# Dataset records of document pages
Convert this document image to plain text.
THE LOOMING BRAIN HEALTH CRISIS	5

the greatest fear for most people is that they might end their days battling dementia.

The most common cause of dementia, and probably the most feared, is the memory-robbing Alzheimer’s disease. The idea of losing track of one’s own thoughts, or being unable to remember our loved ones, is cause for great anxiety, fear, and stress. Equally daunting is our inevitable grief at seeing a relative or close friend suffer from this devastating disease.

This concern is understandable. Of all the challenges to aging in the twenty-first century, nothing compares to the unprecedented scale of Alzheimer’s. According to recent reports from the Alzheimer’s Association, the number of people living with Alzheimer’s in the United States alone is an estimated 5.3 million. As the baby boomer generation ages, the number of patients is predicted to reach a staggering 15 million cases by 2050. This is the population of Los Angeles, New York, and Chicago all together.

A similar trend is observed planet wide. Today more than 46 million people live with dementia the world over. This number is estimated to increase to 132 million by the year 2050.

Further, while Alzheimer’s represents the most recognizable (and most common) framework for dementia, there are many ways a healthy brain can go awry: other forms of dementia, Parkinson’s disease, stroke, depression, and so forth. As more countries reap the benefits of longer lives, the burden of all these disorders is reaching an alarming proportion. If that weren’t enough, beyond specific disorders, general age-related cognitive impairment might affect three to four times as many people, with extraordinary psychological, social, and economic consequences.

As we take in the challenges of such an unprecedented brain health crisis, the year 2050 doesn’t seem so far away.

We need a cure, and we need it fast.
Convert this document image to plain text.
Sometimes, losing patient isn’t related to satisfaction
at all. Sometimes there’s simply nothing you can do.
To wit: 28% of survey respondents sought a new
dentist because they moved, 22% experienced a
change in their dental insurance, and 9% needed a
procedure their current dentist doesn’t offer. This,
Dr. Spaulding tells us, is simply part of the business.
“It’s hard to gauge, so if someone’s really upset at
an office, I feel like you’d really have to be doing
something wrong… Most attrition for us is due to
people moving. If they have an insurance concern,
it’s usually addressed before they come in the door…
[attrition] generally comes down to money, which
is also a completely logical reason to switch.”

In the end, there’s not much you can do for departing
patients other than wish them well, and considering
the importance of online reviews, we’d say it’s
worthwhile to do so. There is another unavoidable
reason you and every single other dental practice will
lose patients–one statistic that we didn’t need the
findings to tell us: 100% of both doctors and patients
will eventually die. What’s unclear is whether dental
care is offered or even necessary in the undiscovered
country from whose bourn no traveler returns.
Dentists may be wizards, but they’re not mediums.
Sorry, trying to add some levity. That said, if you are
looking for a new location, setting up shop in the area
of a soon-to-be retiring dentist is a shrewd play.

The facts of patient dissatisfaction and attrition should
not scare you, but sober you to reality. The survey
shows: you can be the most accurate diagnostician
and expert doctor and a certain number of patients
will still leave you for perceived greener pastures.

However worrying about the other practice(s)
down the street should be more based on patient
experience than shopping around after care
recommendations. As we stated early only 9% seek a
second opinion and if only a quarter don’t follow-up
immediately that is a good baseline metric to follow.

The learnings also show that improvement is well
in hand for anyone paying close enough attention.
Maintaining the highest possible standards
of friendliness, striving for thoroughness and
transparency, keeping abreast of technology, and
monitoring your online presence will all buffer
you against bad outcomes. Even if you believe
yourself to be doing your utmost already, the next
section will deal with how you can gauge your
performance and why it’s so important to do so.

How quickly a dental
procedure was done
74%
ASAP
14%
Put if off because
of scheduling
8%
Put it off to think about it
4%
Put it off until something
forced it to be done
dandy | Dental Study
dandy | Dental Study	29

# Work to complete
Each line of the records above must be copied exactly.

# Exercise solution
Convert this document image to plain text.
THE LOOMING BRAIN HEALTH CRISIS	5

the greatest fear for most people is that they might end their days battling dementia.

The most common cause of dementia, and probably the most feared, is the memory-robbing Alzheimer’s disease. The idea of losing track of one’s own thoughts, or being unable to remember our loved ones, is cause for great anxiety, fear, and stress. Equally daunting is our inevitable grief at seeing a relative or close friend suffer from this devastating disease.

This concern is understandable. Of all the challenges to aging in the twenty-first century, nothing compares to the unprecedented scale of Alzheimer’s. According to recent reports from the Alzheimer’s Association, the number of people living with Alzheimer’s in the United States alone is an estimated 5.3 million. As the baby boomer generation ages, the number of patients is predicted to reach a staggering 15 million cases by 2050. This is the population of Los Angeles, New York, and Chicago all together.

A similar trend is observed planet wide. Today more than 46 million people live with dementia the world over. This number is estimated to increase to 132 million by the year 2050.

Further, while Alzheimer’s represents the most recognizable (and most common) framework for dementia, there are many ways a healthy brain can go awry: other forms of dementia, Parkinson’s disease, stroke, depression, and so forth. As more countries reap the benefits of longer lives, the burden of all these disorders is reaching an alarming proportion. If that weren’t enough, beyond specific disorders, general age-related cognitive impairment might affect three to four times as many people, with extraordinary psychological, social, and economic consequences.

As we take in the challenges of such an unprecedented brain health crisis, the year 2050 doesn’t seem so far away.

We need a cure, and we need it fast.
Convert this document image to plain text.
Sometimes, losing patient isn’t related to satisfaction
at all. Sometimes there’s simply nothing you can do.
To wit: 28% of survey respondents sought a new
dentist because they moved, 22% experienced a
change in their dental insurance, and 9% needed a
procedure their current dentist doesn’t offer. This,
Dr. Spaulding tells us, is simply part of the business.
“It’s hard to gauge, so if someone’s really upset at
an office, I feel like you’d really have to be doing
something wrong… Most attrition for us is due to
people moving. If they have an insurance concern,
it’s usually addressed before they come in the door…
[attrition] generally comes down to money, which
is also a completely logical reason to switch.”

In the end, there’s not much you can do for departing
patients other than wish them well, and considering
the importance of online reviews, we’d say it’s
worthwhile to do so. There is another unavoidable
reason you and every single other dental practice will
lose patients–one statistic that we didn’t need the
findings to tell us: 100% of both doctors and patients
will eventually die. What’s unclear is whether dental
care is offered or even necessary in the undiscovered
country from whose bourn no traveler returns.
Dentists may be wizards, but they’re not mediums.
Sorry, trying to add some levity. That said, if you are
looking for a new location, setting up shop in the area
of a soon-to-be retiring dentist is a shrewd play.

The facts of patient dissatisfaction and attrition should
not scare you, but sober you to reality. The survey
shows: you can be the most accurate diagnostician
and expert doctor and a certain number of patients
will still leave you for perceived greener pastures.

However worrying about the other practice(s)
down the street should be more based on patient
experience than shopping around after care
recommendations. As we stated early only 9% seek a
second opinion and if only a quarter don’t follow-up
immediately that is a good baseline metric to follow.

The learnings also show that improvement is well
in hand for anyone paying close enough attention.
Maintaining the highest possible standards
of friendliness, striving for thoroughness and
transparency, keeping abreast of technology, and
monitoring your online presence will all buffer
you against bad outcomes. Even if you believe
yourself to be doing your utmost already, the next
section will deal with how you can gauge your
performance and why it’s so important to do so.

How quickly a dental
procedure was done
74%
ASAP
14%
Put if off because
of scheduling
8%
Put it off to think about it
4%
Put it off until something
forced it to be done
dandy | Dental Study
dandy | Dental Study	29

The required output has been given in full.